_What is expected_
Locate each line containing the string "TOMM" and copy it out.

----- Records provided -----

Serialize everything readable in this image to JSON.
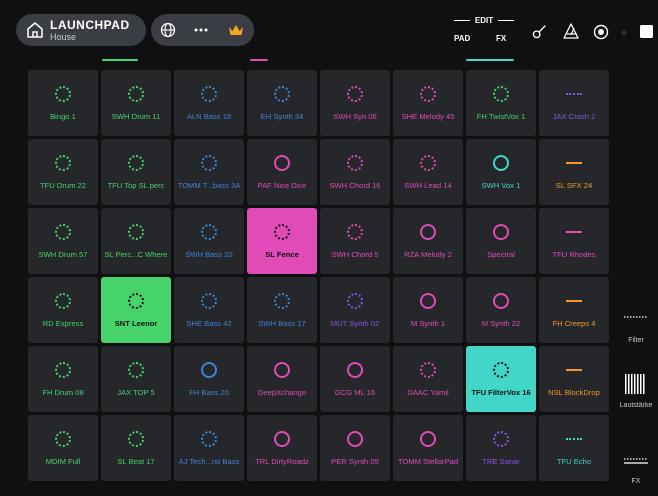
{
  "header": {
    "project_title": "LAUNCHPAD",
    "project_subtitle": "House",
    "edit_label": "EDIT",
    "pad_label": "PAD",
    "fx_label": "FX"
  },
  "colors": {
    "green": "#45d36a",
    "blue": "#3f84d8",
    "pink": "#e04bb8",
    "purple": "#8a52e8",
    "orange": "#f4962a",
    "cyan": "#41d6c8",
    "crown": "#f4a623"
  },
  "grid": {
    "columns": [
      {
        "color": "green",
        "pads": [
          {
            "label": "Bingo 1",
            "icon": "dashed"
          },
          {
            "label": "TFU Drum 22",
            "icon": "dashed"
          },
          {
            "label": "SWH Drum 57",
            "icon": "dashed"
          },
          {
            "label": "RD Express",
            "icon": "dashed"
          },
          {
            "label": "FH Drum 08",
            "icon": "dashed"
          },
          {
            "label": "MDIM Full",
            "icon": "dashed"
          }
        ]
      },
      {
        "color": "green",
        "pads": [
          {
            "label": "SWH Drum 11",
            "icon": "dashed"
          },
          {
            "label": "TFU Top SL perc",
            "icon": "dashed"
          },
          {
            "label": "SL Perc...C Where",
            "icon": "dashed"
          },
          {
            "label": "SNT Leenor",
            "icon": "dashed",
            "active": true
          },
          {
            "label": "JAX TOP 5",
            "icon": "dashed"
          },
          {
            "label": "SL Beat 17",
            "icon": "dashed"
          }
        ]
      },
      {
        "color": "blue",
        "pads": [
          {
            "label": "ALN Bass 18",
            "icon": "dashed"
          },
          {
            "label": "TOMM T...bass 3A",
            "icon": "dashed"
          },
          {
            "label": "SWH Bass 20",
            "icon": "dashed"
          },
          {
            "label": "SHE Bass 42",
            "icon": "dashed"
          },
          {
            "label": "FH Bass 20",
            "icon": "solid"
          },
          {
            "label": "AJ Tech...no Bass",
            "icon": "dashed"
          }
        ]
      },
      {
        "color": "blue",
        "pads": [
          {
            "label": "EH Synth 34",
            "icon": "dashed",
            "color": "blue"
          },
          {
            "label": "PAF Nice Dice",
            "icon": "solid",
            "color": "pink"
          },
          {
            "label": "SL Fence",
            "icon": "dashed",
            "color": "pink",
            "active": true
          },
          {
            "label": "SWH Bass 17",
            "icon": "dashed",
            "color": "blue"
          },
          {
            "label": "DeepXchange",
            "icon": "solid",
            "color": "pink"
          },
          {
            "label": "TRL DirtyRoadz",
            "icon": "solid",
            "color": "pink"
          }
        ]
      },
      {
        "color": "pink",
        "pads": [
          {
            "label": "SWH Syn 06",
            "icon": "dashed",
            "color": "pink"
          },
          {
            "label": "SWH Chord 16",
            "icon": "dashed",
            "color": "pink"
          },
          {
            "label": "SWH Chord 5",
            "icon": "dashed",
            "color": "pink"
          },
          {
            "label": "MUT Synth 02",
            "icon": "dashed",
            "color": "purple"
          },
          {
            "label": "GCG ML 16",
            "icon": "solid",
            "color": "pink"
          },
          {
            "label": "PER Synth 05",
            "icon": "solid",
            "color": "pink"
          }
        ]
      },
      {
        "color": "pink",
        "pads": [
          {
            "label": "SHE Melody 45",
            "icon": "dashed"
          },
          {
            "label": "SWH Lead 14",
            "icon": "dashed"
          },
          {
            "label": "RZA Melody 2",
            "icon": "solid"
          },
          {
            "label": "M Synth 1",
            "icon": "solid"
          },
          {
            "label": "DAAC Yamil",
            "icon": "dashed"
          },
          {
            "label": "TOMM StellarPad",
            "icon": "solid"
          }
        ]
      },
      {
        "color": "pink",
        "pads": [
          {
            "label": "FH TwistVox 1",
            "icon": "dashed",
            "color": "green"
          },
          {
            "label": "SWH Vox 1",
            "icon": "solid",
            "color": "cyan"
          },
          {
            "label": "Spectral",
            "icon": "solid",
            "color": "pink"
          },
          {
            "label": "M Synth 22",
            "icon": "solid",
            "color": "pink"
          },
          {
            "label": "TFU FilterVox 16",
            "icon": "dashed",
            "color": "cyan",
            "active": true
          },
          {
            "label": "TRE Sonar",
            "icon": "dashed",
            "color": "purple"
          }
        ]
      },
      {
        "color": "orange",
        "pads": [
          {
            "label": "JAX Crash 2",
            "icon": "dash-dotted",
            "color": "purple"
          },
          {
            "label": "SL SFX 24",
            "icon": "dash-solid",
            "color": "orange"
          },
          {
            "label": "TFU Rhodes",
            "icon": "dash-solid",
            "color": "pink"
          },
          {
            "label": "FH Creeps 4",
            "icon": "dash-solid",
            "color": "orange"
          },
          {
            "label": "NSL BlockDrop",
            "icon": "dash-solid",
            "color": "orange"
          },
          {
            "label": "TFU Echo",
            "icon": "dash-dotted",
            "color": "cyan"
          }
        ]
      }
    ]
  },
  "side": {
    "filter_label": "Filter",
    "volume_label": "Lautstärke",
    "fx_label": "FX"
  }
}
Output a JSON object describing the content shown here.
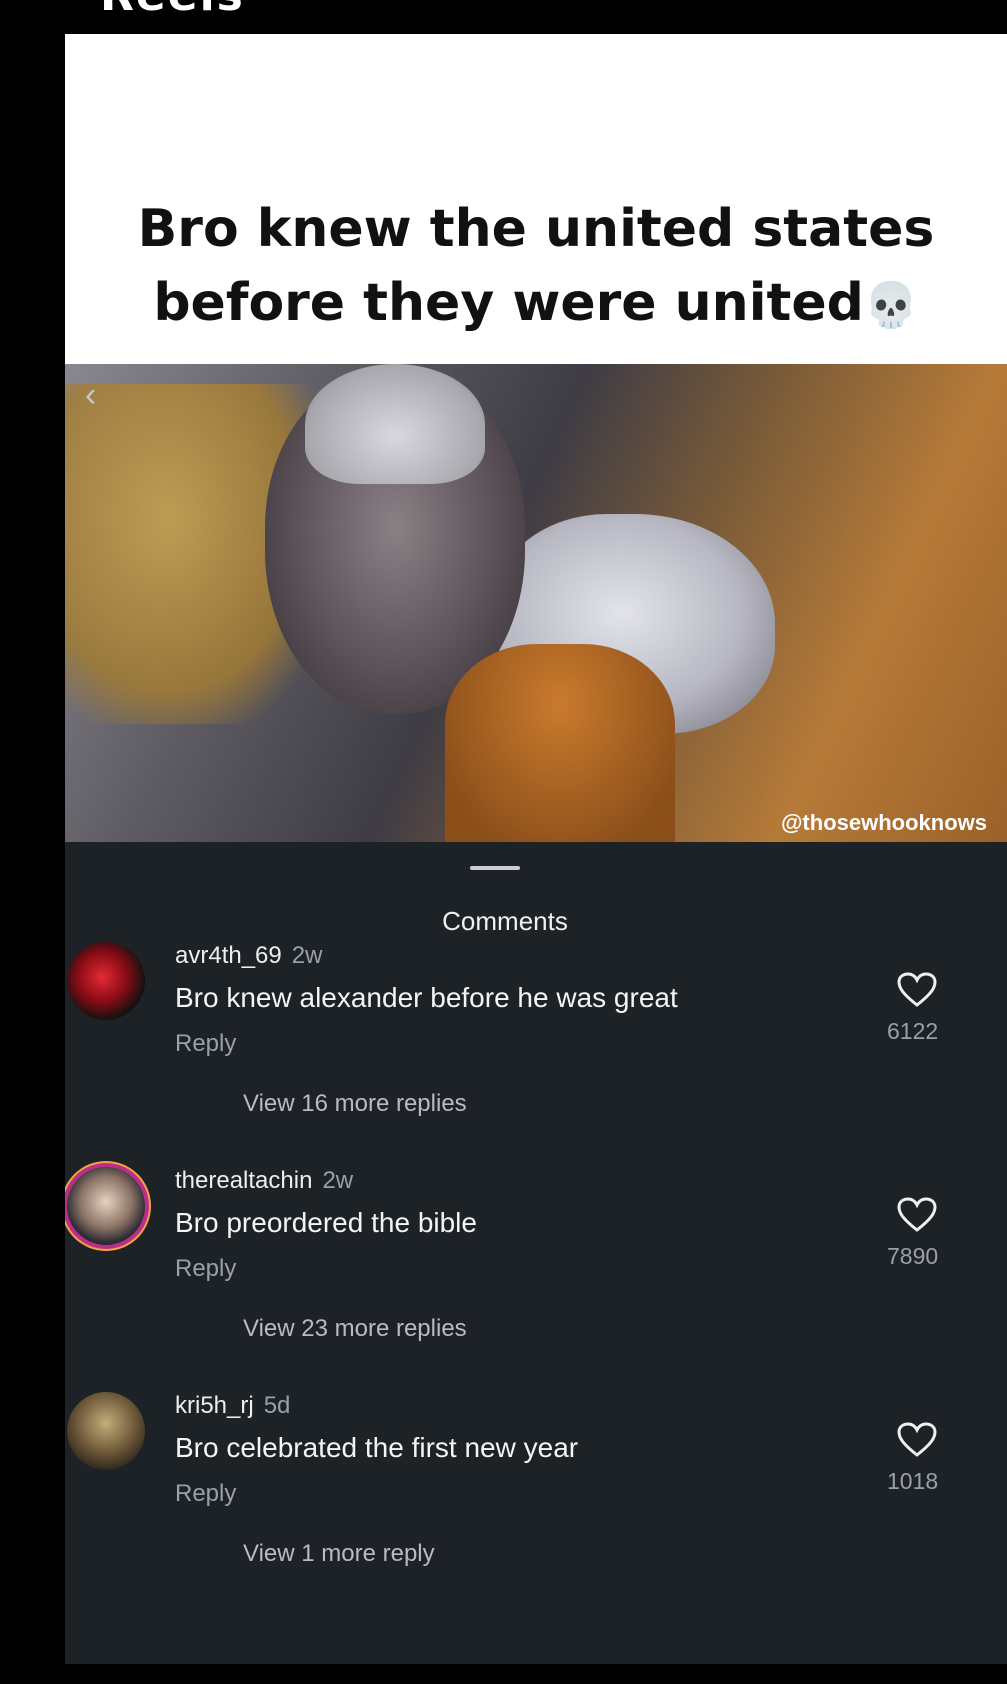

-----

_Expected output_
            "label": "TOMM T...bass 3A",
            "label": "TOMM StellarPad",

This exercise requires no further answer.